§ Problem description: Give every entry again, unchanged, and leave its images out.

start Exercise material

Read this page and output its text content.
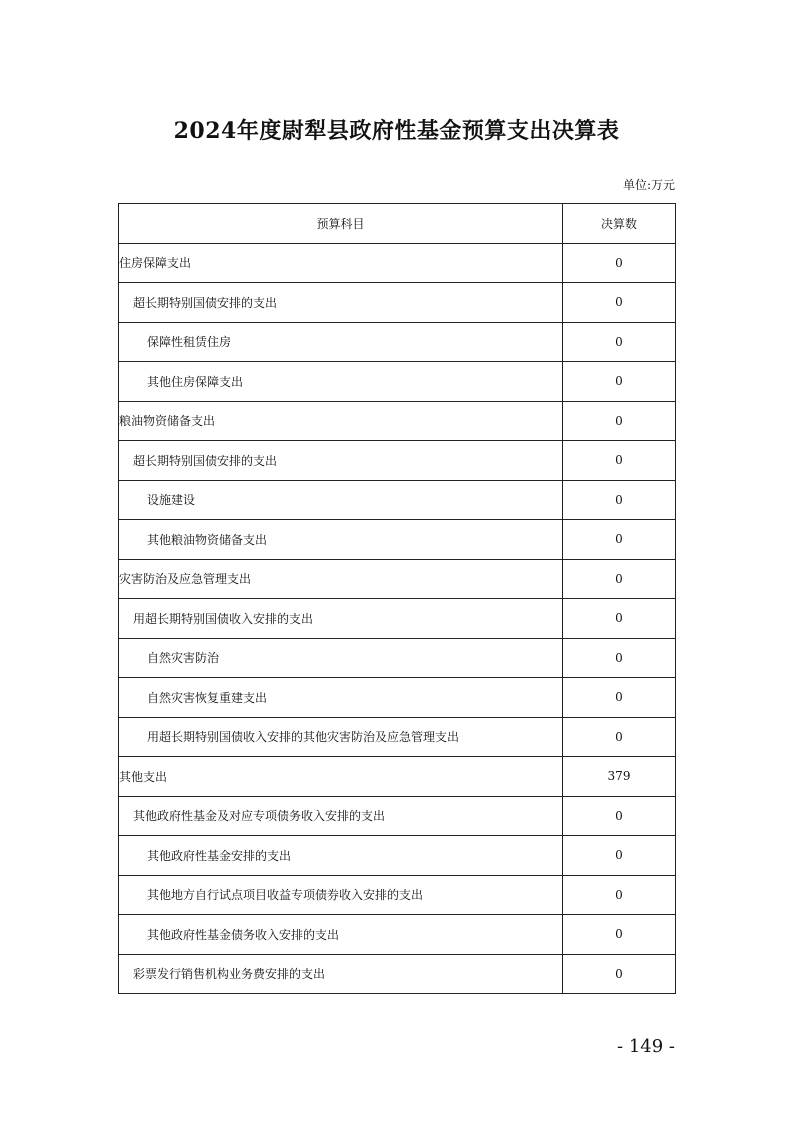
2024年度尉犁县政府性基金预算支出决算表
单位:万元
预算科目	决算数
住房保障支出	0
超长期特别国债安排的支出	0
保障性租赁住房	0
其他住房保障支出	0
粮油物资储备支出	0
超长期特别国债安排的支出	0
设施建设	0
其他粮油物资储备支出	0
灾害防治及应急管理支出	0
用超长期特别国债收入安排的支出	0
自然灾害防治	0
自然灾害恢复重建支出	0
用超长期特别国债收入安排的其他灾害防治及应急管理支出	0
其他支出	379
其他政府性基金及对应专项债务收入安排的支出	0
其他政府性基金安排的支出	0
其他地方自行试点项目收益专项债券收入安排的支出	0
其他政府性基金债务收入安排的支出	0
彩票发行销售机构业务费安排的支出	0
- 149 -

end Exercise material

§ The result:
Read this page and output its text content.
2024年度尉犁县政府性基金预算支出决算表
单位:万元
预算科目	决算数
住房保障支出	0
超长期特别国债安排的支出	0
保障性租赁住房	0
其他住房保障支出	0
粮油物资储备支出	0
超长期特别国债安排的支出	0
设施建设	0
其他粮油物资储备支出	0
灾害防治及应急管理支出	0
用超长期特别国债收入安排的支出	0
自然灾害防治	0
自然灾害恢复重建支出	0
用超长期特别国债收入安排的其他灾害防治及应急管理支出	0
其他支出	379
其他政府性基金及对应专项债务收入安排的支出	0
其他政府性基金安排的支出	0
其他地方自行试点项目收益专项债券收入安排的支出	0
其他政府性基金债务收入安排的支出	0
彩票发行销售机构业务费安排的支出	0
- 149 -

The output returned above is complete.